» **RAW RECORDS**
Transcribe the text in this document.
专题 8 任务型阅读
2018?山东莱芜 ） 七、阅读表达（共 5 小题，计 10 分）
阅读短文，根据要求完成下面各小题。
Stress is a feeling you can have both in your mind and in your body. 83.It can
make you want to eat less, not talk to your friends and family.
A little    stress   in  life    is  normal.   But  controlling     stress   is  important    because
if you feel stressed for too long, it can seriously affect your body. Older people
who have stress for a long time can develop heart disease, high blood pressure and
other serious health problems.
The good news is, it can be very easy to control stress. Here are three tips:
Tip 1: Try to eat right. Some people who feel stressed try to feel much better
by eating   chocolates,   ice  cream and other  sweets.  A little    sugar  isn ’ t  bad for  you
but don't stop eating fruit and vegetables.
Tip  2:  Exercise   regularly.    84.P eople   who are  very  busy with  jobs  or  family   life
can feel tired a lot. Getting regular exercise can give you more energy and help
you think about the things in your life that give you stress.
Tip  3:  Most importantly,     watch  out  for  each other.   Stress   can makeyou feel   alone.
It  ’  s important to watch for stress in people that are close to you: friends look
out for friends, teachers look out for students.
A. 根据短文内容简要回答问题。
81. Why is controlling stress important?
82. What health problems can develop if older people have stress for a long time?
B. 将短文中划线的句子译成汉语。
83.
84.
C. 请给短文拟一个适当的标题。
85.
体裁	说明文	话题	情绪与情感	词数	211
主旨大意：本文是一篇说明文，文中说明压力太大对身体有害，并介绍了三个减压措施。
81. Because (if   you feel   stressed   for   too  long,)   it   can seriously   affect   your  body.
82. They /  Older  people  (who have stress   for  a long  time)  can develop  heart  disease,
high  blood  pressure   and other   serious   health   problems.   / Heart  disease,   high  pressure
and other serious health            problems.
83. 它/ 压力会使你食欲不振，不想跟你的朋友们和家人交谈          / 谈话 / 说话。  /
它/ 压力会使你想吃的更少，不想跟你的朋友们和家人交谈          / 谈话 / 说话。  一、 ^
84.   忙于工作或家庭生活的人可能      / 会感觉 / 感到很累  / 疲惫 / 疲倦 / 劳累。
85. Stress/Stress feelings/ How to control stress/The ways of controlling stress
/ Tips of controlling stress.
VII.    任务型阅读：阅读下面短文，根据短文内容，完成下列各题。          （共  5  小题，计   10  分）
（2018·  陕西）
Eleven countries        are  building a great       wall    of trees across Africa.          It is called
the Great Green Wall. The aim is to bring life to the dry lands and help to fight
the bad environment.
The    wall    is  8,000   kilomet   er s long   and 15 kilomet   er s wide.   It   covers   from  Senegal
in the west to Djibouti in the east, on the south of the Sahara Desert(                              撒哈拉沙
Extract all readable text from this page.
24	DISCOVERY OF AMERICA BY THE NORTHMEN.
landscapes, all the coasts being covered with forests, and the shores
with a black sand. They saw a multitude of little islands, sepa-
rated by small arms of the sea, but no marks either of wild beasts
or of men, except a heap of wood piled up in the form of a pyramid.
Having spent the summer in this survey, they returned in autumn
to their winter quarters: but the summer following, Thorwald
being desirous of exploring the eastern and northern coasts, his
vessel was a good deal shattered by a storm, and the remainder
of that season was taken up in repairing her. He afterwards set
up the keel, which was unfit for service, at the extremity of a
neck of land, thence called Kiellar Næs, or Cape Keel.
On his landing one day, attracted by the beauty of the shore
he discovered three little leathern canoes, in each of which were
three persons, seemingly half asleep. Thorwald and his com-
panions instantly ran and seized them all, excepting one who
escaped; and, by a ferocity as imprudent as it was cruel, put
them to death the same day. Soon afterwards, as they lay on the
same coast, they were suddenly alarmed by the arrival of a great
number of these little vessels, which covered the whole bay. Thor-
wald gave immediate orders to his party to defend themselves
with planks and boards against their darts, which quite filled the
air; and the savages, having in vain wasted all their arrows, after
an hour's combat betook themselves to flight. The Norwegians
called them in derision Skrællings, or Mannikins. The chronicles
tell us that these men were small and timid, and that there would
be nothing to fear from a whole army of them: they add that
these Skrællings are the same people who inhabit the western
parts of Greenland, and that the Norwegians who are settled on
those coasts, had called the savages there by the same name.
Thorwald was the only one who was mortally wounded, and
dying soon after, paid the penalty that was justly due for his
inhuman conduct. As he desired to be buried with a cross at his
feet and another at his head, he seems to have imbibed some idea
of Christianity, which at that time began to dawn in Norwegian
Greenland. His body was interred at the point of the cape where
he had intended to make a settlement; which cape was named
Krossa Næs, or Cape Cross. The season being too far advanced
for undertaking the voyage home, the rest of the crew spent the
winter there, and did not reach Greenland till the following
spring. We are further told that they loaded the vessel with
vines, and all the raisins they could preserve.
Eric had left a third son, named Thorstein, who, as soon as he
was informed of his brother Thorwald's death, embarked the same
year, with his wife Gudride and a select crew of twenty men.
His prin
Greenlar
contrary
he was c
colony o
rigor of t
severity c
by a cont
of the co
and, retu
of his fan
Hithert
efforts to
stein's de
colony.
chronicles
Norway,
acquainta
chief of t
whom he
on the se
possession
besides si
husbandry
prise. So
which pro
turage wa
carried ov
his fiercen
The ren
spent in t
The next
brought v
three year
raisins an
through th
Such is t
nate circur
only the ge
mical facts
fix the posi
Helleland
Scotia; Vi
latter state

» **INSTRUCTIONS TO FOLLOW**
Count every line bearing the word "this"; report the total only.

» **RIGHT ANSWER**
3